## Begin

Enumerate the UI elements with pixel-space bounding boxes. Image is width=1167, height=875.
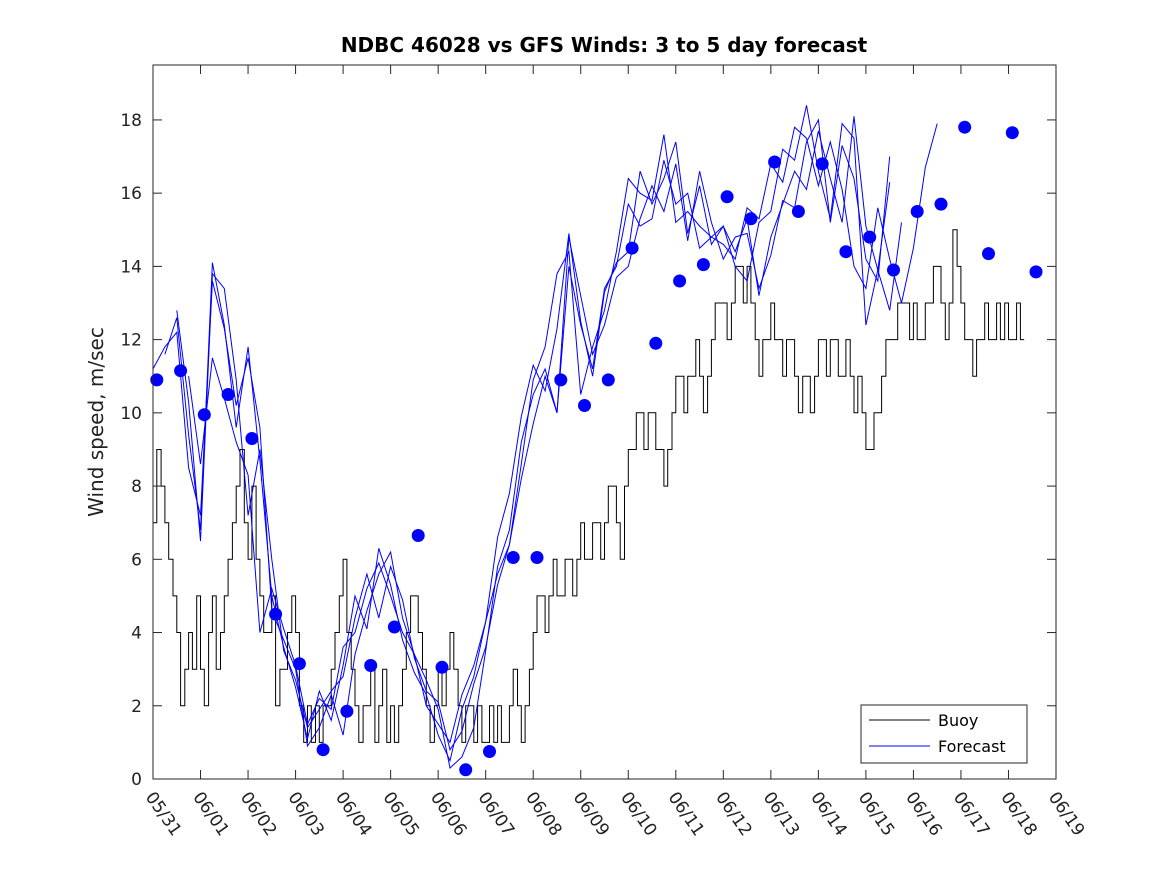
forecast-dot <box>506 551 520 564</box>
forecast-line-1 <box>152 118 891 769</box>
forecast-dot <box>673 274 687 288</box>
forecast-dot <box>411 529 425 542</box>
y-tick-label: 8 <box>131 477 142 497</box>
forecast-dot <box>387 620 401 634</box>
buoy-series <box>153 229 1025 743</box>
legend-buoy-label: Buoy <box>938 711 978 730</box>
legend-forecast-label: Forecast <box>938 737 1006 756</box>
forecast-dot <box>364 659 378 672</box>
forecast-line-3 <box>176 105 891 751</box>
forecast-dot <box>887 263 900 277</box>
forecast-dot <box>815 157 829 171</box>
x-tick-label: 06/19 <box>1044 788 1088 840</box>
forecast-line-4 <box>188 123 938 744</box>
forecast-dot <box>174 364 188 378</box>
y-tick-label: 12 <box>120 331 142 351</box>
y-tick-label: 6 <box>131 550 142 570</box>
y-tick-label: 10 <box>120 404 142 424</box>
x-tick-label: 06/06 <box>426 788 470 840</box>
forecast-series <box>152 105 938 769</box>
x-tick-label: 06/13 <box>759 788 803 840</box>
forecast-dot <box>269 607 283 621</box>
y-tick-label: 14 <box>120 257 142 277</box>
forecast-dot <box>483 745 496 758</box>
forecast-dot <box>150 373 164 387</box>
y-axis-label: Wind speed, m/sec <box>84 327 108 517</box>
forecast-dot <box>292 657 306 671</box>
x-tick-label: 05/31 <box>141 788 185 840</box>
y-tick-label: 2 <box>131 697 142 717</box>
y-tick-label: 18 <box>120 111 142 131</box>
y-tick-label: 4 <box>131 624 142 644</box>
forecast-dot <box>910 205 924 218</box>
forecast-dot <box>435 660 449 674</box>
legend: Buoy Forecast <box>860 704 1028 764</box>
plot-area-frame <box>152 64 1057 780</box>
x-tick-label: 06/12 <box>711 788 755 840</box>
forecast-dot <box>744 212 758 226</box>
forecast-dot <box>221 388 235 401</box>
forecast-dot <box>197 408 211 422</box>
x-tick-label: 06/18 <box>996 788 1040 840</box>
y-tick-label: 0 <box>131 770 142 790</box>
x-tick-label: 06/07 <box>474 788 518 840</box>
forecast-dot <box>958 120 972 134</box>
forecast-dot <box>578 399 591 412</box>
forecast-dot <box>245 432 259 445</box>
forecast-dot <box>554 373 568 387</box>
x-tick-label: 06/04 <box>331 788 375 840</box>
x-tick-label: 06/05 <box>379 788 423 840</box>
forecast-dot <box>316 743 330 757</box>
forecast-dot <box>720 190 734 204</box>
forecast-dot <box>459 763 473 777</box>
x-tick-label: 06/01 <box>188 788 232 840</box>
x-tick-label: 06/08 <box>521 788 565 840</box>
forecast-dot <box>340 704 354 718</box>
chart-title: NDBC 46028 vs GFS Winds: 3 to 5 day fore… <box>341 33 868 57</box>
forecast-dot <box>625 241 639 255</box>
forecast-dot <box>530 551 544 564</box>
x-tick-label: 06/02 <box>236 788 280 840</box>
x-tick-label: 06/09 <box>569 788 613 840</box>
x-tick-label: 06/11 <box>664 788 708 840</box>
x-tick-label: 06/16 <box>901 788 945 840</box>
forecast-dots <box>150 120 1043 777</box>
forecast-dot <box>696 258 710 272</box>
x-tick-label: 06/15 <box>854 788 898 840</box>
x-tick-label: 06/17 <box>949 788 993 840</box>
forecast-dot <box>863 230 877 244</box>
forecast-dot <box>791 205 805 218</box>
x-tick-label: 06/10 <box>616 788 660 840</box>
forecast-dot <box>982 247 995 261</box>
buoy-line <box>153 229 1025 743</box>
forecast-dot <box>934 197 948 211</box>
y-tick-label: 16 <box>120 184 142 204</box>
legend-box <box>860 704 1028 764</box>
x-tick-label: 06/03 <box>283 788 327 840</box>
forecast-dot <box>649 336 663 350</box>
forecast-dot <box>1029 265 1043 279</box>
forecast-dot <box>1005 126 1019 140</box>
forecast-dot <box>768 155 782 169</box>
forecast-dot <box>839 245 853 259</box>
forecast-dot <box>601 373 615 387</box>
x-tick-label: 06/14 <box>806 788 850 840</box>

## End

### Short problem
Transcribe every line of the data above verbatim, omitting the picture.

### Complete output
Enumerate the UI elements with pixel-space bounding boxes. Image is width=1167, height=875.
forecast-dot <box>506 551 520 564</box>
forecast-line-1 <box>152 118 891 769</box>
forecast-dot <box>673 274 687 288</box>
forecast-dot <box>411 529 425 542</box>
y-tick-label: 8 <box>131 477 142 497</box>
forecast-dot <box>387 620 401 634</box>
buoy-series <box>153 229 1025 743</box>
legend-buoy-label: Buoy <box>938 711 978 730</box>
legend-forecast-label: Forecast <box>938 737 1006 756</box>
forecast-dot <box>364 659 378 672</box>
forecast-line-3 <box>176 105 891 751</box>
forecast-dot <box>887 263 900 277</box>
forecast-dot <box>815 157 829 171</box>
x-tick-label: 06/19 <box>1044 788 1088 840</box>
forecast-line-4 <box>188 123 938 744</box>
forecast-dot <box>174 364 188 378</box>
y-tick-label: 12 <box>120 331 142 351</box>
y-tick-label: 6 <box>131 550 142 570</box>
y-tick-label: 10 <box>120 404 142 424</box>
x-tick-label: 06/06 <box>426 788 470 840</box>
forecast-series <box>152 105 938 769</box>
x-tick-label: 06/13 <box>759 788 803 840</box>
forecast-dot <box>269 607 283 621</box>
y-tick-label: 14 <box>120 257 142 277</box>
forecast-dot <box>483 745 496 758</box>
forecast-dot <box>150 373 164 387</box>
y-axis-label: Wind speed, m/sec <box>84 327 108 517</box>
forecast-dot <box>292 657 306 671</box>
x-tick-label: 05/31 <box>141 788 185 840</box>
y-tick-label: 2 <box>131 697 142 717</box>
y-tick-label: 18 <box>120 111 142 131</box>
y-tick-label: 4 <box>131 624 142 644</box>
forecast-dot <box>910 205 924 218</box>
forecast-dot <box>435 660 449 674</box>
legend: Buoy Forecast <box>860 704 1028 764</box>
plot-area-frame <box>152 64 1057 780</box>
x-tick-label: 06/12 <box>711 788 755 840</box>
forecast-dot <box>744 212 758 226</box>
forecast-dot <box>221 388 235 401</box>
forecast-dot <box>197 408 211 422</box>
x-tick-label: 06/18 <box>996 788 1040 840</box>
y-tick-label: 0 <box>131 770 142 790</box>
x-tick-label: 06/07 <box>474 788 518 840</box>
forecast-dot <box>958 120 972 134</box>
forecast-dot <box>578 399 591 412</box>
forecast-dot <box>245 432 259 445</box>
forecast-dot <box>554 373 568 387</box>
x-tick-label: 06/04 <box>331 788 375 840</box>
x-tick-label: 06/05 <box>379 788 423 840</box>
forecast-dot <box>316 743 330 757</box>
forecast-dot <box>720 190 734 204</box>
forecast-dot <box>459 763 473 777</box>
x-tick-label: 06/01 <box>188 788 232 840</box>
x-tick-label: 06/08 <box>521 788 565 840</box>
forecast-dot <box>340 704 354 718</box>
chart-title: NDBC 46028 vs GFS Winds: 3 to 5 day fore… <box>341 33 868 57</box>
forecast-dot <box>625 241 639 255</box>
forecast-dot <box>530 551 544 564</box>
x-tick-label: 06/02 <box>236 788 280 840</box>
x-tick-label: 06/09 <box>569 788 613 840</box>
x-tick-label: 06/11 <box>664 788 708 840</box>
x-tick-label: 06/16 <box>901 788 945 840</box>
forecast-dots <box>150 120 1043 777</box>
forecast-dot <box>696 258 710 272</box>
x-tick-label: 06/15 <box>854 788 898 840</box>
x-tick-label: 06/17 <box>949 788 993 840</box>
forecast-dot <box>863 230 877 244</box>
forecast-dot <box>791 205 805 218</box>
x-tick-label: 06/10 <box>616 788 660 840</box>
forecast-dot <box>982 247 995 261</box>
buoy-line <box>153 229 1025 743</box>
forecast-dot <box>934 197 948 211</box>
y-tick-label: 16 <box>120 184 142 204</box>
legend-box <box>860 704 1028 764</box>
x-tick-label: 06/03 <box>283 788 327 840</box>
forecast-dot <box>649 336 663 350</box>
forecast-dot <box>1029 265 1043 279</box>
forecast-dot <box>1005 126 1019 140</box>
forecast-dot <box>768 155 782 169</box>
forecast-dot <box>839 245 853 259</box>
forecast-dot <box>601 373 615 387</box>
x-tick-label: 06/14 <box>806 788 850 840</box>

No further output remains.